**EXERCISE PROMPT:**
In the records below, turn everything from the line containing "751, 654, 776]" down to the line containing "778, 498, 796]" into a JSON list of strings, one string per line, skipping any blank lines.

══ DATA IN THIS EXERCISE

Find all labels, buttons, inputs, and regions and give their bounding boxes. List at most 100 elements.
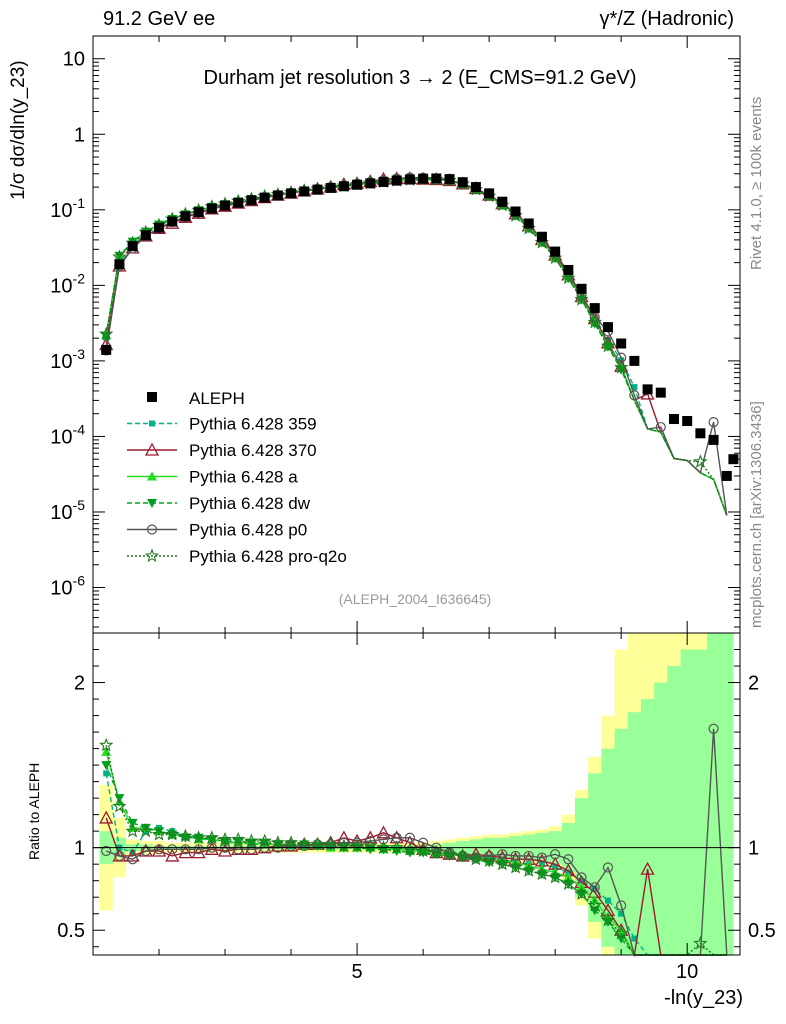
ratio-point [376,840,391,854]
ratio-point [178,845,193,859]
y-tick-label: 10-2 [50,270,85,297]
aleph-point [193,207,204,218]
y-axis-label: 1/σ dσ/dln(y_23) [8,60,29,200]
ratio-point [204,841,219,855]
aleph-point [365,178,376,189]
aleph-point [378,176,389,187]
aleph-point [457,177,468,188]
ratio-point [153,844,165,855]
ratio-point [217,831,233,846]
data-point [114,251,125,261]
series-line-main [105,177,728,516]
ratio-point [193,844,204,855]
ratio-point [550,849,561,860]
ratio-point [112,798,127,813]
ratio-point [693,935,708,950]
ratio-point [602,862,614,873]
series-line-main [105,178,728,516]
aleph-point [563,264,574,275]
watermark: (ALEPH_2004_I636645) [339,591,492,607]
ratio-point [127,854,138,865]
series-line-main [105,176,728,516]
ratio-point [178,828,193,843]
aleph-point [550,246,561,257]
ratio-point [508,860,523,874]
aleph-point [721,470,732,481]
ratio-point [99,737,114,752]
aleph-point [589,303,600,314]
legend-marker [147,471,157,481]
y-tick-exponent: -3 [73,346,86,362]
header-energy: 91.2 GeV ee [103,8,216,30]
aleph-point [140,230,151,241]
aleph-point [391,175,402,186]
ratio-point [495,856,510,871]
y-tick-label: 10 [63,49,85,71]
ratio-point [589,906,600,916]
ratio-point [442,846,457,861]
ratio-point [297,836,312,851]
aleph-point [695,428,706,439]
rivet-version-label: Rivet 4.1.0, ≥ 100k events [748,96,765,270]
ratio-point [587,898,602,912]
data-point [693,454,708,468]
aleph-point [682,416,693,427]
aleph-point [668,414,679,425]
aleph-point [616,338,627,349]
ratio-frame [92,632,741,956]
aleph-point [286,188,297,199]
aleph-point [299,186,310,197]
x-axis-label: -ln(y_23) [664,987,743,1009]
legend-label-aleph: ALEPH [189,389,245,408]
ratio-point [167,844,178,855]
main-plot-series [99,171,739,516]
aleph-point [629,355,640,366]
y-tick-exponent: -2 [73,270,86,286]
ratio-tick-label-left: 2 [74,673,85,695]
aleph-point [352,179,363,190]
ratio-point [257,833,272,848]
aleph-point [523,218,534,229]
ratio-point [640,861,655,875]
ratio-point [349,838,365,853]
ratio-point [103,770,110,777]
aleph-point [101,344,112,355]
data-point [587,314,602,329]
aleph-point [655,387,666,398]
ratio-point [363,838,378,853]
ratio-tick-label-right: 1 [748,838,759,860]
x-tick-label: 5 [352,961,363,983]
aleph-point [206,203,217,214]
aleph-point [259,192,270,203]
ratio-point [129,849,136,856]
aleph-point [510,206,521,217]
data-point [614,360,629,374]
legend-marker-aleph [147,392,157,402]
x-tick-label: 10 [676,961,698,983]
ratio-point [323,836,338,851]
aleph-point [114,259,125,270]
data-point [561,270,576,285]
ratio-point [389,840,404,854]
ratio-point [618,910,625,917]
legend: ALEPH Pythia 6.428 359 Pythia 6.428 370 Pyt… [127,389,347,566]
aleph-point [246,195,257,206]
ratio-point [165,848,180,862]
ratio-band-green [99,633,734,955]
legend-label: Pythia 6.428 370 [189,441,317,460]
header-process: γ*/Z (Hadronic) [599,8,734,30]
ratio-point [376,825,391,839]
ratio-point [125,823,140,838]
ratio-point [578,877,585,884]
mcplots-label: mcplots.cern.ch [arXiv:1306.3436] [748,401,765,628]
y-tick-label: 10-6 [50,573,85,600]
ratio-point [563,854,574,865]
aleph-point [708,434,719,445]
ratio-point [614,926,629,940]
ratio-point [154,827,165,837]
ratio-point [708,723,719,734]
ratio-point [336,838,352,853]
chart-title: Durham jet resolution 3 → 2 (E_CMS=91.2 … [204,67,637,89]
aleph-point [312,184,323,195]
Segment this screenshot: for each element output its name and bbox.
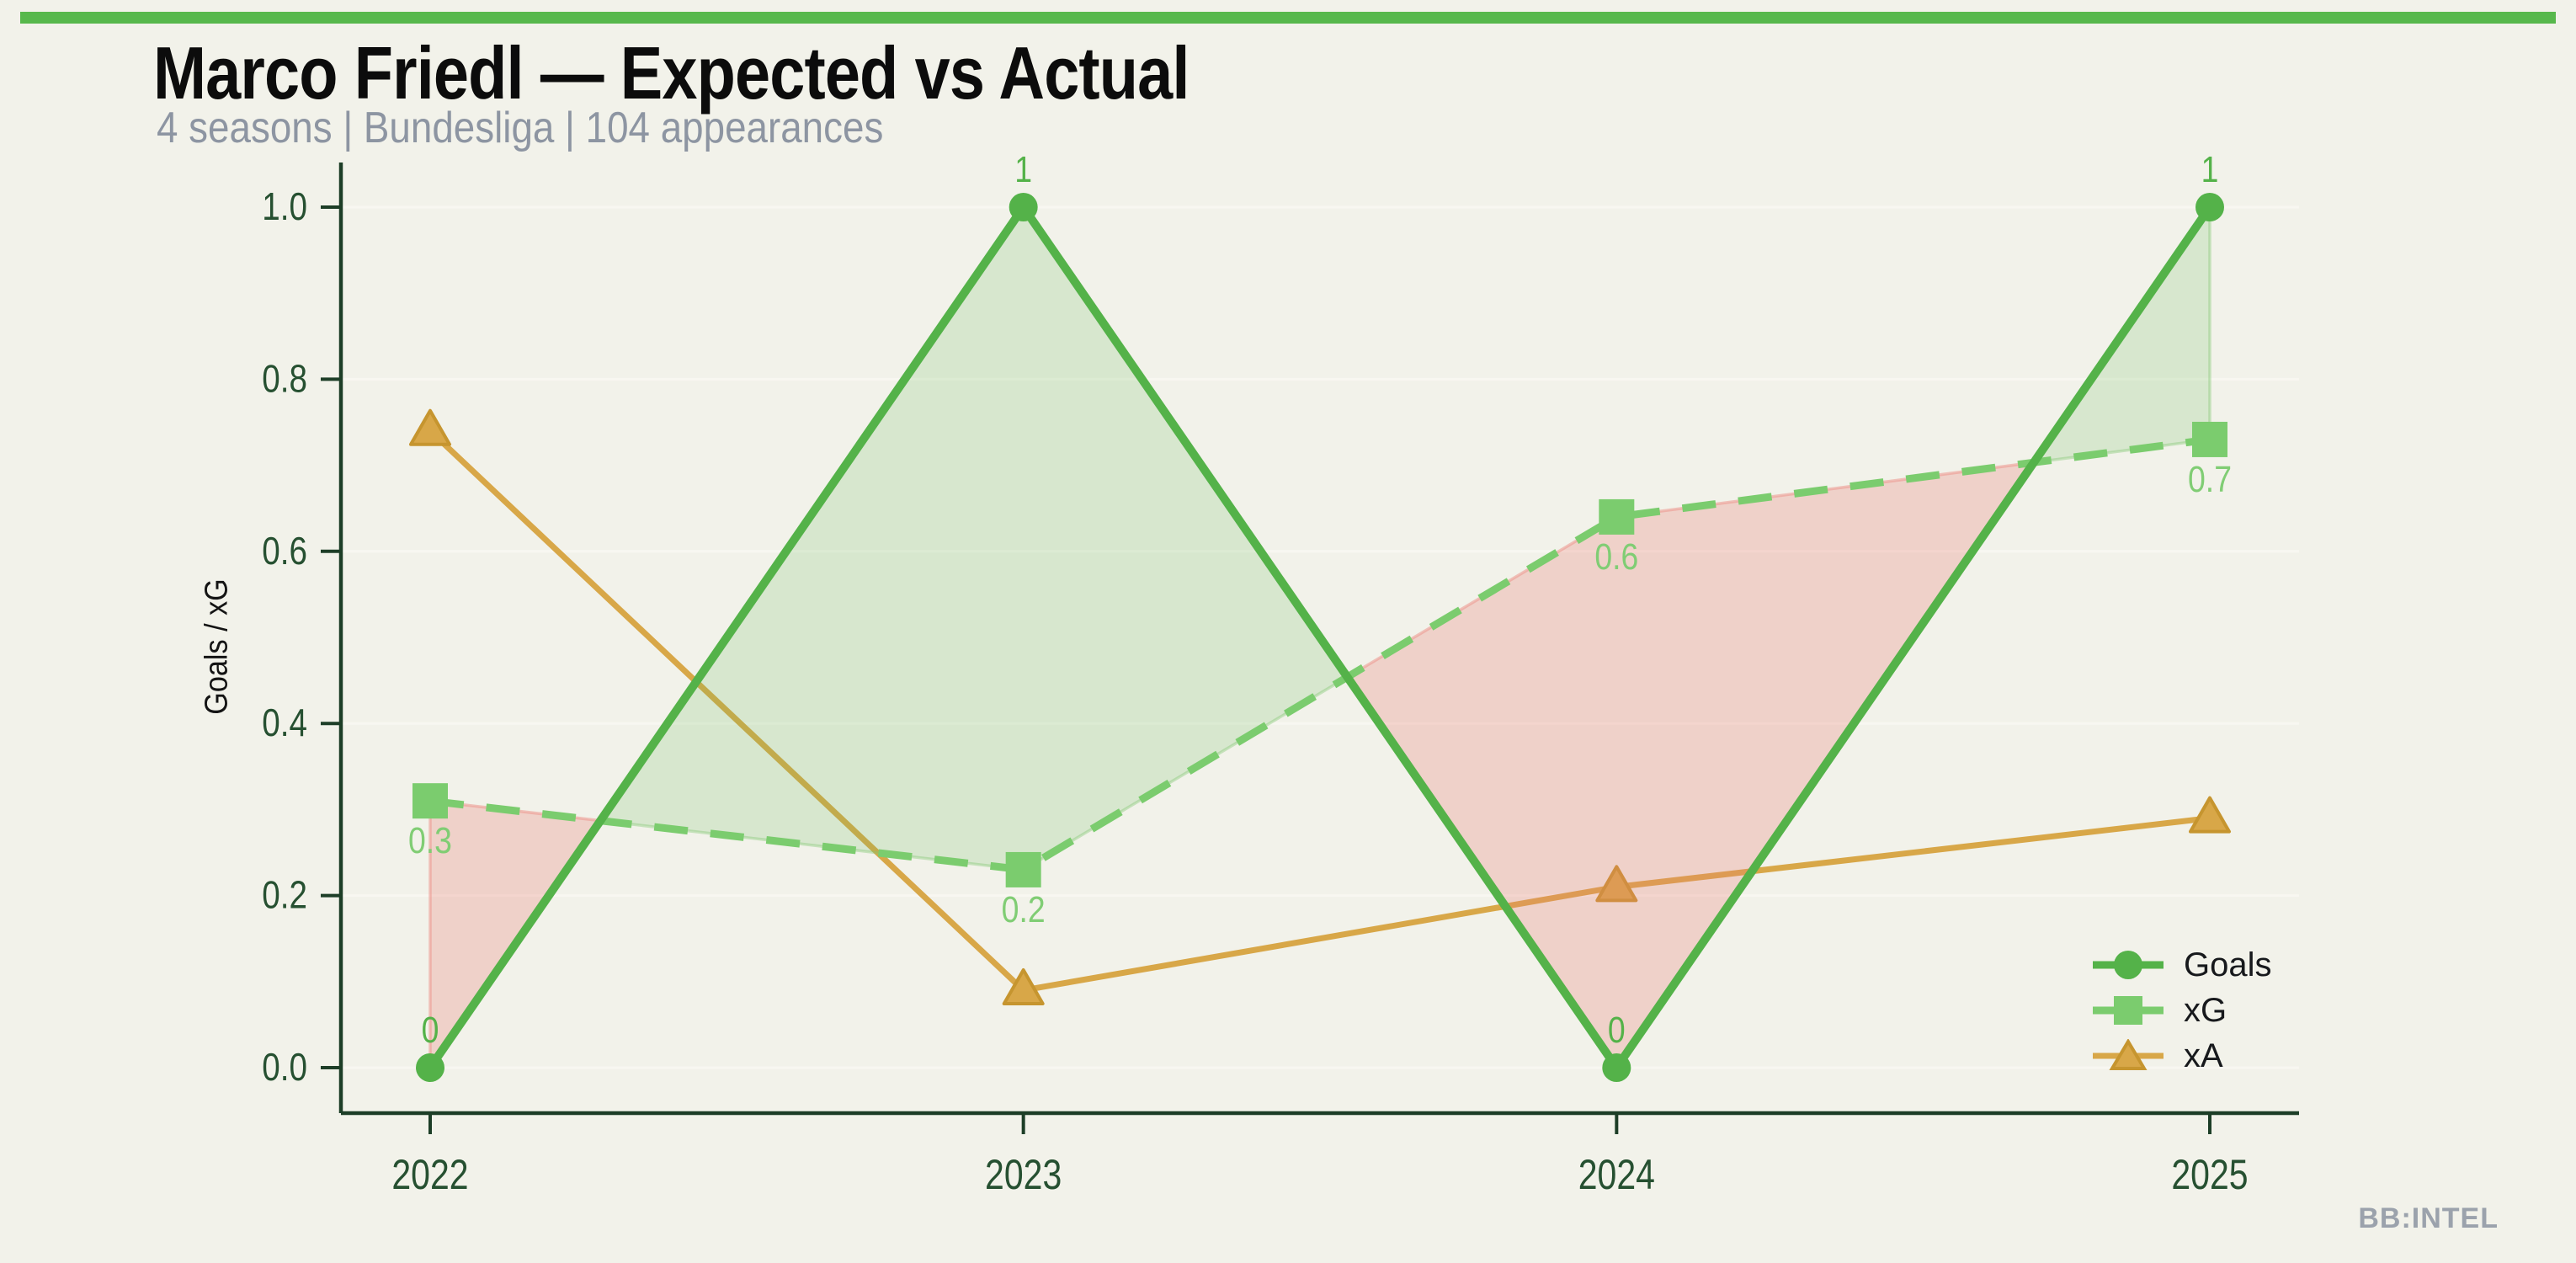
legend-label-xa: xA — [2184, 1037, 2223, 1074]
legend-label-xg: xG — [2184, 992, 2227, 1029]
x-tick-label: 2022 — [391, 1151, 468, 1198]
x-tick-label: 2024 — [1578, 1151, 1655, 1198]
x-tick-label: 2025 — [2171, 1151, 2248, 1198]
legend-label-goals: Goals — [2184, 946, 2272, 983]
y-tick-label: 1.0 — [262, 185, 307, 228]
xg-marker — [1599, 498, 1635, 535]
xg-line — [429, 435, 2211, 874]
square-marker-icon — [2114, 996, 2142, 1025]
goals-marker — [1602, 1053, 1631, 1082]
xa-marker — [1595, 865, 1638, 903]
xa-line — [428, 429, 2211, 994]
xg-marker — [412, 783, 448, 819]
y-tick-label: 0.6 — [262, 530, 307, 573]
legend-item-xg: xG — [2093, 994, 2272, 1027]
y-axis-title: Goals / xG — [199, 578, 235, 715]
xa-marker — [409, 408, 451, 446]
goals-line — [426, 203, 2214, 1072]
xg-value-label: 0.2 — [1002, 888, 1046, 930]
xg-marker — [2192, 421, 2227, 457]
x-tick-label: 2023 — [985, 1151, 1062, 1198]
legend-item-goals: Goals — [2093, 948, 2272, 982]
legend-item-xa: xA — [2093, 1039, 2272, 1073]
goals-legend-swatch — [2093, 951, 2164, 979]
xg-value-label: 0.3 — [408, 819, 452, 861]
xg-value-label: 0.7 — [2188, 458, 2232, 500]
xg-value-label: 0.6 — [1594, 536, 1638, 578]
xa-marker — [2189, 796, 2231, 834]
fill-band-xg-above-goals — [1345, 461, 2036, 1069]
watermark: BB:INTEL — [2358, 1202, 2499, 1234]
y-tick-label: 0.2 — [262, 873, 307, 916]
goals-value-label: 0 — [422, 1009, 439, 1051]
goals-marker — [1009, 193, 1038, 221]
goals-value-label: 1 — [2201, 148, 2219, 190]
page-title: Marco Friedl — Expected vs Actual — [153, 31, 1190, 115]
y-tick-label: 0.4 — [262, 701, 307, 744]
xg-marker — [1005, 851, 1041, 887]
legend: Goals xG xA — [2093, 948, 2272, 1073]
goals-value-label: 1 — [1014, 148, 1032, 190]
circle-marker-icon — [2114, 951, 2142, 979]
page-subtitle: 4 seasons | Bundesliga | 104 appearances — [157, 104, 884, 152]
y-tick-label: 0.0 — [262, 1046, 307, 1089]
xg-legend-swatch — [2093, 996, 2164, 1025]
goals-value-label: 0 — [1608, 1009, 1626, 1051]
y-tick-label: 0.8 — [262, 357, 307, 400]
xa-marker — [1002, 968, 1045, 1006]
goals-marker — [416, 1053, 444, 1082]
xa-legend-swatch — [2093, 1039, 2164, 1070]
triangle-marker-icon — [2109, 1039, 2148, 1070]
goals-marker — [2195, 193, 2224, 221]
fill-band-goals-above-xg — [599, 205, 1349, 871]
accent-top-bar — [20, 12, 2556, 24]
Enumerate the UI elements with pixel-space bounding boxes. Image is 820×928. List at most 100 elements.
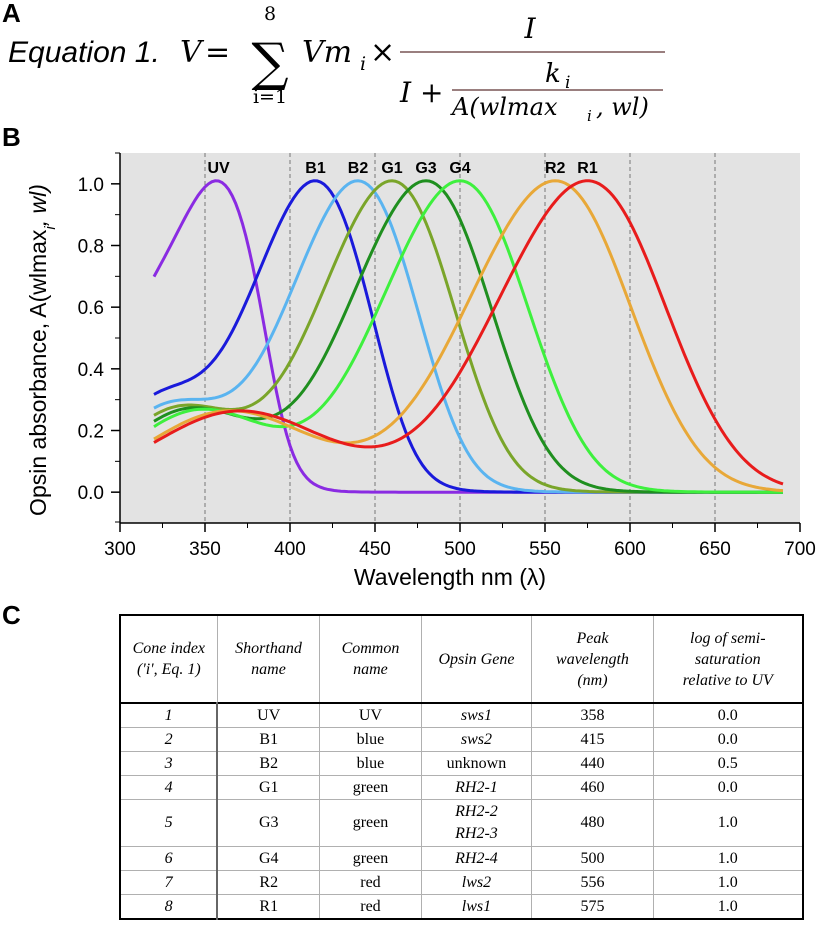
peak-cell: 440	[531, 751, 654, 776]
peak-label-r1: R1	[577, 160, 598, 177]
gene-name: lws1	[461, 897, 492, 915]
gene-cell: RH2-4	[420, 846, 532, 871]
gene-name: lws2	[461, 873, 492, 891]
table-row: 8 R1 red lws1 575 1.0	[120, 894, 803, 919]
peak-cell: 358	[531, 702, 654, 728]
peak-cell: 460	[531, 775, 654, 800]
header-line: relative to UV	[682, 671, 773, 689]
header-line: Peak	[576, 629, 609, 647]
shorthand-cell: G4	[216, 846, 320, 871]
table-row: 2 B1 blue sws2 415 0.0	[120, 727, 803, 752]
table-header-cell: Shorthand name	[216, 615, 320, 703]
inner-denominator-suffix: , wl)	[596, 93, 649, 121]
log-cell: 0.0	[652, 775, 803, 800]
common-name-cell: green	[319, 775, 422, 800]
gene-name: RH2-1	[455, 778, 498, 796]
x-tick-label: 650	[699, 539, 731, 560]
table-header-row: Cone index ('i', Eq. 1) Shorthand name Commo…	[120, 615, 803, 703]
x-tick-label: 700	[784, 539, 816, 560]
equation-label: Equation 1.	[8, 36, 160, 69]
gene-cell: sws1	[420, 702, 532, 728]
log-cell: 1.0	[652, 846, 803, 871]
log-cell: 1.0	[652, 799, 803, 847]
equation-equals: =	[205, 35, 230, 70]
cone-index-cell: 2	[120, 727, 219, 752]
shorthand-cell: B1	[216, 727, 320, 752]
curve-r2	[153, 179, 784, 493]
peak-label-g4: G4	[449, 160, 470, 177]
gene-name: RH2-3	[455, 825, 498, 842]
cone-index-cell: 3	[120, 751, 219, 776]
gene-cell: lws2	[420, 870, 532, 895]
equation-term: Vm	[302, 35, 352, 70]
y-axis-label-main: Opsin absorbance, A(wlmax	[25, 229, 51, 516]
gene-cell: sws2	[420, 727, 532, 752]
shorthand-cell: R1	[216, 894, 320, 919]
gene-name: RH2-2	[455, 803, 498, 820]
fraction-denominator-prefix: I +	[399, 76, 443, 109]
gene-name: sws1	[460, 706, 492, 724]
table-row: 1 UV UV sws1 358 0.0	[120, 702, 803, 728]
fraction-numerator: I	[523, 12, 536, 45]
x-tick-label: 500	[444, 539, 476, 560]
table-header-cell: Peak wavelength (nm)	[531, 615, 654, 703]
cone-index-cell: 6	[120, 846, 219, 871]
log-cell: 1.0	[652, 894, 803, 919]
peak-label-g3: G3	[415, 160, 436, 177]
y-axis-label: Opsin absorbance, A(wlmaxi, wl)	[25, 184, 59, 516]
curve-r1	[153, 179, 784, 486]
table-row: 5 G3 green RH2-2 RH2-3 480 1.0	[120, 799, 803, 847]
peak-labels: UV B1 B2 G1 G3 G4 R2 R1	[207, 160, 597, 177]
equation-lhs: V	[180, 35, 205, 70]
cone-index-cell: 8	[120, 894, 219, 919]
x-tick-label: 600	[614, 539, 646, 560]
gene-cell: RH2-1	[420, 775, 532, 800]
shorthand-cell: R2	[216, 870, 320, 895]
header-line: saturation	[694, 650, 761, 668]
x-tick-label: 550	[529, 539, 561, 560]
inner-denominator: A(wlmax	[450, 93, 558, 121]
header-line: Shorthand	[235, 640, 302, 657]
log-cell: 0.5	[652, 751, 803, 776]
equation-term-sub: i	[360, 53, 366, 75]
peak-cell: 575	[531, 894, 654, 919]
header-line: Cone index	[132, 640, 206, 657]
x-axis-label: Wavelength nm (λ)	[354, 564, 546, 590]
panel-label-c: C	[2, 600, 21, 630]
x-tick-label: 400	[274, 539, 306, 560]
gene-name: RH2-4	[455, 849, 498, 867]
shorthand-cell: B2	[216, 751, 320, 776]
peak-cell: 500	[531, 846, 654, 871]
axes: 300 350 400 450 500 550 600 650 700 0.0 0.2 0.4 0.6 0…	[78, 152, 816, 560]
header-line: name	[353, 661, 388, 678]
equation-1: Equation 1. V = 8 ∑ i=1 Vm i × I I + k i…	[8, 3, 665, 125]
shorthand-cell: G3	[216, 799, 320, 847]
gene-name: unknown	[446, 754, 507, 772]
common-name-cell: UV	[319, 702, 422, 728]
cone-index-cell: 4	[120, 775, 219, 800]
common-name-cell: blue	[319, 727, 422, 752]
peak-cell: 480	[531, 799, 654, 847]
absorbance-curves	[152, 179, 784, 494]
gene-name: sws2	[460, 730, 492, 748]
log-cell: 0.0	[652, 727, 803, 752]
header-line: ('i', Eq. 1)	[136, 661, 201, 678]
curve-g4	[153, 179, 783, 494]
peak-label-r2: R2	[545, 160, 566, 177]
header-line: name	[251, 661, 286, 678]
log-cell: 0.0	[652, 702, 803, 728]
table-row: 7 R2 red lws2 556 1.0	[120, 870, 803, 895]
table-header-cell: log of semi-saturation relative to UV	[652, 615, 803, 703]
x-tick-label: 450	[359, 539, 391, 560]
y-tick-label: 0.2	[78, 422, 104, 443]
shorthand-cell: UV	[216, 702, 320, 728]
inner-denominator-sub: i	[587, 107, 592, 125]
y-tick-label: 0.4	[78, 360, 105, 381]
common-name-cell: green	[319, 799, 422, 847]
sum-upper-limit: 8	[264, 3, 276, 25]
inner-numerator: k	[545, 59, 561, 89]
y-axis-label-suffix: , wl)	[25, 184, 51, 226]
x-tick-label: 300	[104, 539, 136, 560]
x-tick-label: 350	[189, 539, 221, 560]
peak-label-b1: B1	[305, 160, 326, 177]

════

**FINISHED EXERCISE:**
[
  "peak-cell: 440\t[531, 751, 654, 776]",
  "peak-label-r1: R1\t[577, 160, 598, 177]",
  "gene-name: lws1\t[461, 897, 492, 915]",
  "gene-cell: RH2-4\t[420, 846, 532, 871]",
  "gene-name: lws2\t[461, 873, 492, 891]",
  "table-row: 8 R1 red lws1 575 1.0\t[120, 894, 803, 919]",
  "peak-cell: 358\t[531, 702, 654, 728]",
  "peak-cell: 460\t[531, 775, 654, 800]",
  "header-line: relative to UV\t[682, 671, 773, 689]",
  "header-line: Peak\t[576, 629, 609, 647]",
  "shorthand-cell: G4\t[216, 846, 320, 871]",
  "table-row: 2 B1 blue sws2 415 0.0\t[120, 727, 803, 752]",
  "table-header-cell: Shorthand name\t[216, 615, 320, 703]",
  "inner-denominator-suffix: , wl)\t[596, 93, 649, 121]",
  "log-cell: 0.0\t[652, 775, 803, 800]",
  "common-name-cell: green\t[319, 775, 422, 800]",
  "gene-name: RH2-1\t[455, 778, 498, 796]"
]